• Exercise materials:
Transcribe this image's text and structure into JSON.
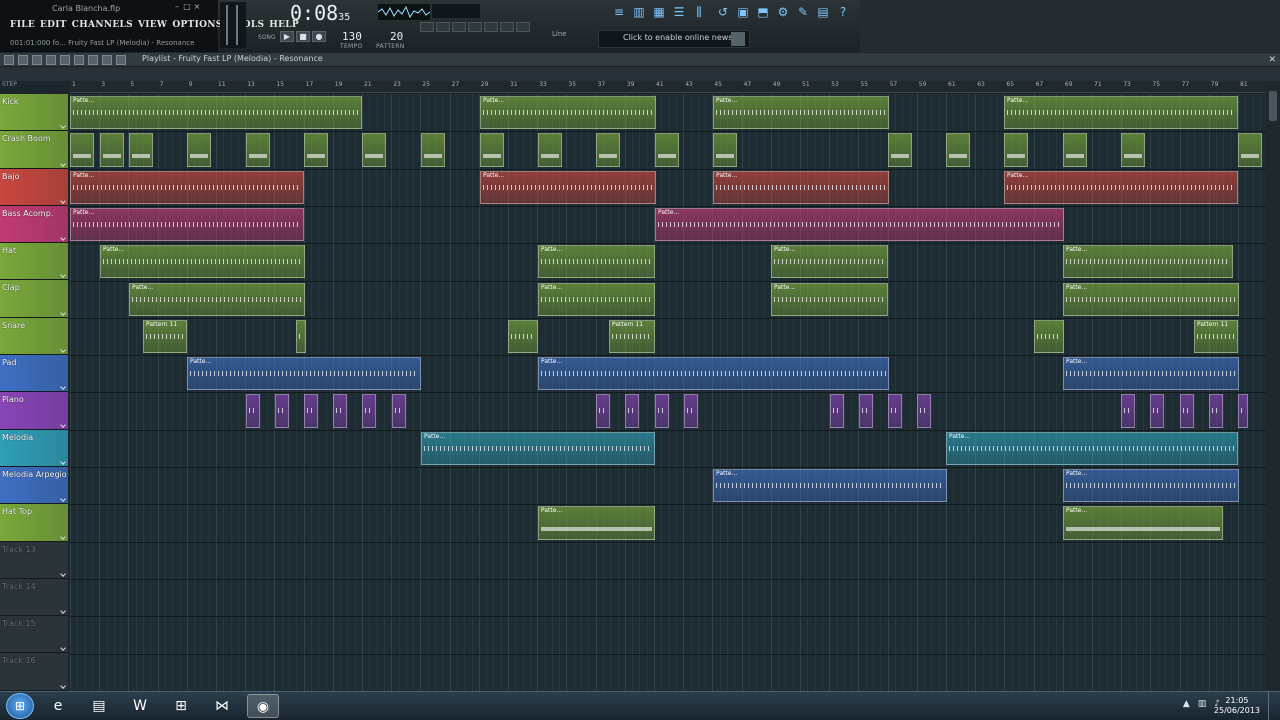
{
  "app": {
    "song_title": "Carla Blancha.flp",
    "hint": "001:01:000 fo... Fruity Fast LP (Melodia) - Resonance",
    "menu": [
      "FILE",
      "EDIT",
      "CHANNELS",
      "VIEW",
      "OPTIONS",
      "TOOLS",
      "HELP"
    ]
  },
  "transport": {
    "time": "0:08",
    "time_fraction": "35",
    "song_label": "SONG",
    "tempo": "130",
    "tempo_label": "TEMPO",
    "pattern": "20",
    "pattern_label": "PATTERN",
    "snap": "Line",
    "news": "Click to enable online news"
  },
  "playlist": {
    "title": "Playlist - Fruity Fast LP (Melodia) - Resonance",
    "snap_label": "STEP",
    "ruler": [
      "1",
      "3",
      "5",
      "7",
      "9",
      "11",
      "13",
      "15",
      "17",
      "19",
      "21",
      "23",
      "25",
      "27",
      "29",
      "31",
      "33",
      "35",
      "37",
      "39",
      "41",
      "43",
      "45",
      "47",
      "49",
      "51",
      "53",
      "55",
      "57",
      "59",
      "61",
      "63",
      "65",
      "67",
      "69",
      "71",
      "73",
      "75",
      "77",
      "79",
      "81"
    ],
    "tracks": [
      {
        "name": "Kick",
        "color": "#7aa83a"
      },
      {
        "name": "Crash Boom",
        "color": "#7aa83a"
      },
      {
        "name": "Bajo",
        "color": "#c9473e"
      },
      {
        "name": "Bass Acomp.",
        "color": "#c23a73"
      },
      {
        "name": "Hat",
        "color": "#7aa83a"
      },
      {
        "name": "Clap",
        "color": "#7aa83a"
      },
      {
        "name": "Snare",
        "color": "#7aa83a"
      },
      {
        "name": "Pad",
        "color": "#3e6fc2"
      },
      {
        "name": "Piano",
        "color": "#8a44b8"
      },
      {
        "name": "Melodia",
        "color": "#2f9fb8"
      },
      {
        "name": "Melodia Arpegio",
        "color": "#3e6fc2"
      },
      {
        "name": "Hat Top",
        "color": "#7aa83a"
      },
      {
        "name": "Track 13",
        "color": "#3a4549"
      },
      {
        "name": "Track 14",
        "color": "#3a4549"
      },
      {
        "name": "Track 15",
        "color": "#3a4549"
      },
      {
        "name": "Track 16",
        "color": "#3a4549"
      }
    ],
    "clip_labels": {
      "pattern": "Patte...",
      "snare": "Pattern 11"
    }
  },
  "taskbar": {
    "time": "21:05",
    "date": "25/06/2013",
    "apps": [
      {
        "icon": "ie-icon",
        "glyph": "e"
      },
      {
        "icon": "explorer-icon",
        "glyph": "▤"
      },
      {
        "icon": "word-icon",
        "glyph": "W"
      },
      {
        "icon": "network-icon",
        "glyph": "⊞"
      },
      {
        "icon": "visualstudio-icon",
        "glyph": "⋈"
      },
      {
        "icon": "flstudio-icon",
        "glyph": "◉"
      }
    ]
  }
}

* * *

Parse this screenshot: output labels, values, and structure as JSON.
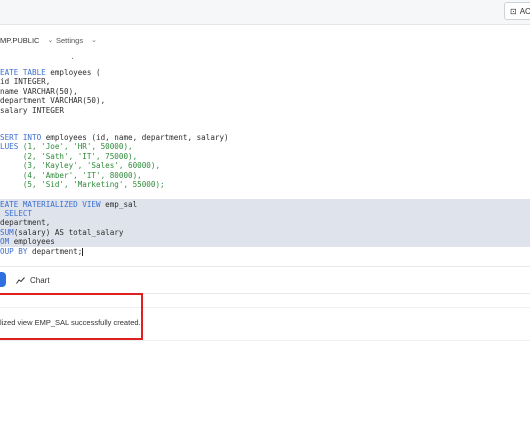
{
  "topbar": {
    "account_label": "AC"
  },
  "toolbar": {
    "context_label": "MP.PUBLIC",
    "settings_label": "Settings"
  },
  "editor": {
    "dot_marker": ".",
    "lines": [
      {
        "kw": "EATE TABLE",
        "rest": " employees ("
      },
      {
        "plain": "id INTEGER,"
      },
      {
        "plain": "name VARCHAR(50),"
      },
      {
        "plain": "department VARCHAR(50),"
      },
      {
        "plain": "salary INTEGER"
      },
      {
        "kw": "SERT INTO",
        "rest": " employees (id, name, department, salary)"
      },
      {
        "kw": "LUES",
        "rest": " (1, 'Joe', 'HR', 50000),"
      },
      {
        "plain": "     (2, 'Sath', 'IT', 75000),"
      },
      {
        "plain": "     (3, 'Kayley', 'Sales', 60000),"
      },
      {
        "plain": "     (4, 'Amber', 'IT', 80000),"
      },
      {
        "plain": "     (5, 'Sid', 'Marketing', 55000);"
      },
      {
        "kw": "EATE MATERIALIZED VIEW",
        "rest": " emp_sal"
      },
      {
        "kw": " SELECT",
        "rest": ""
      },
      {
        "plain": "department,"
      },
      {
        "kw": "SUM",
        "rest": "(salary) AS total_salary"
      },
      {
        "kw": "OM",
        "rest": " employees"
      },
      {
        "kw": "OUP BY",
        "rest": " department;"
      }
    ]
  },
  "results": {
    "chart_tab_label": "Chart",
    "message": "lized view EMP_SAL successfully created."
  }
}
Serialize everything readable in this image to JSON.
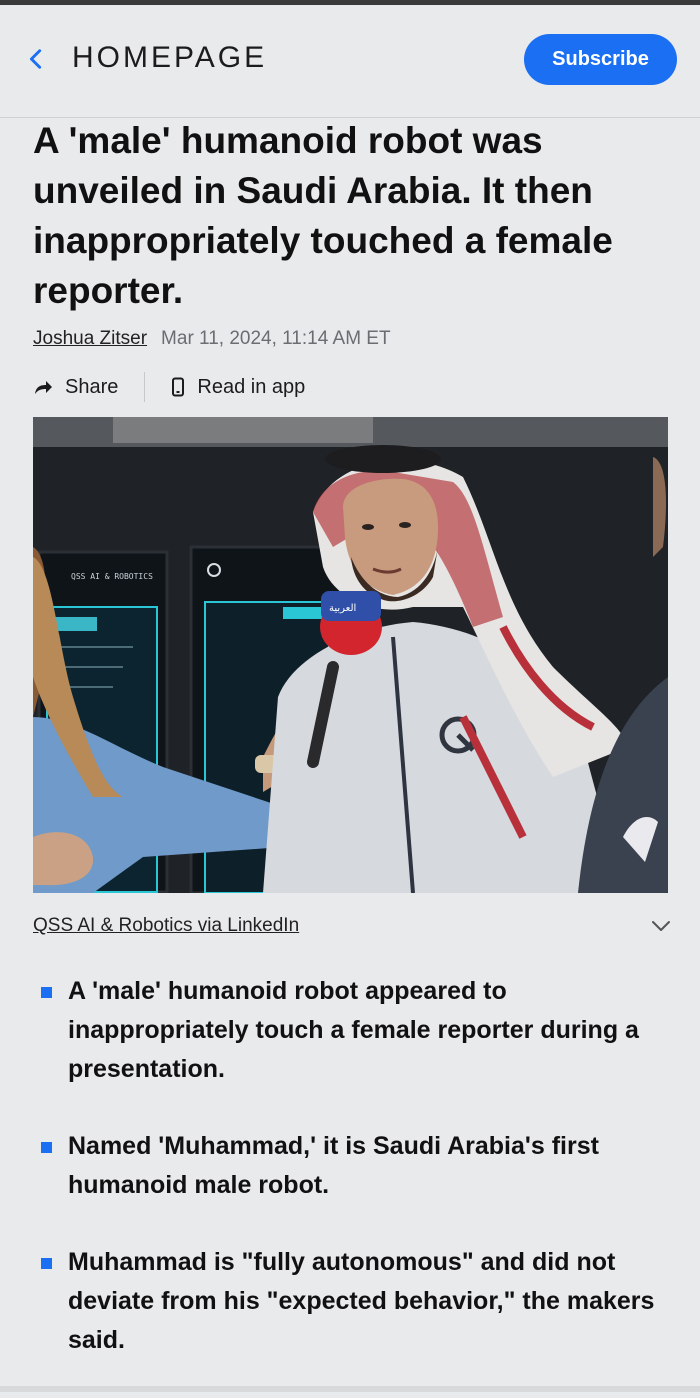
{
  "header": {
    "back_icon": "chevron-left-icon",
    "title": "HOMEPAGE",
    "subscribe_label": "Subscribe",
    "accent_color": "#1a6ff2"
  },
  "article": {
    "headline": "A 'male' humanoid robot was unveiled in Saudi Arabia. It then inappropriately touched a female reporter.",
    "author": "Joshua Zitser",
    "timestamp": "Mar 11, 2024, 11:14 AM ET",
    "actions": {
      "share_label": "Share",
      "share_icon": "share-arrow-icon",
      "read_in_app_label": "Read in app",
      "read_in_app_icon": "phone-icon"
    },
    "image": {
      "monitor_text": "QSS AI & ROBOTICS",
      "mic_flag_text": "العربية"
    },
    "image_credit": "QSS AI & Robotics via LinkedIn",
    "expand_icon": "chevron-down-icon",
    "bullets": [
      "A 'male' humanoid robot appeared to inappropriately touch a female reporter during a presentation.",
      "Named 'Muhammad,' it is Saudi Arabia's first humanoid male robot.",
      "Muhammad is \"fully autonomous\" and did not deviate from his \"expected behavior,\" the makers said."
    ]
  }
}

• Problem statement:
Only the count is wanted: report how many lines of the material above hold the word "male".

• Result for this exercise:
3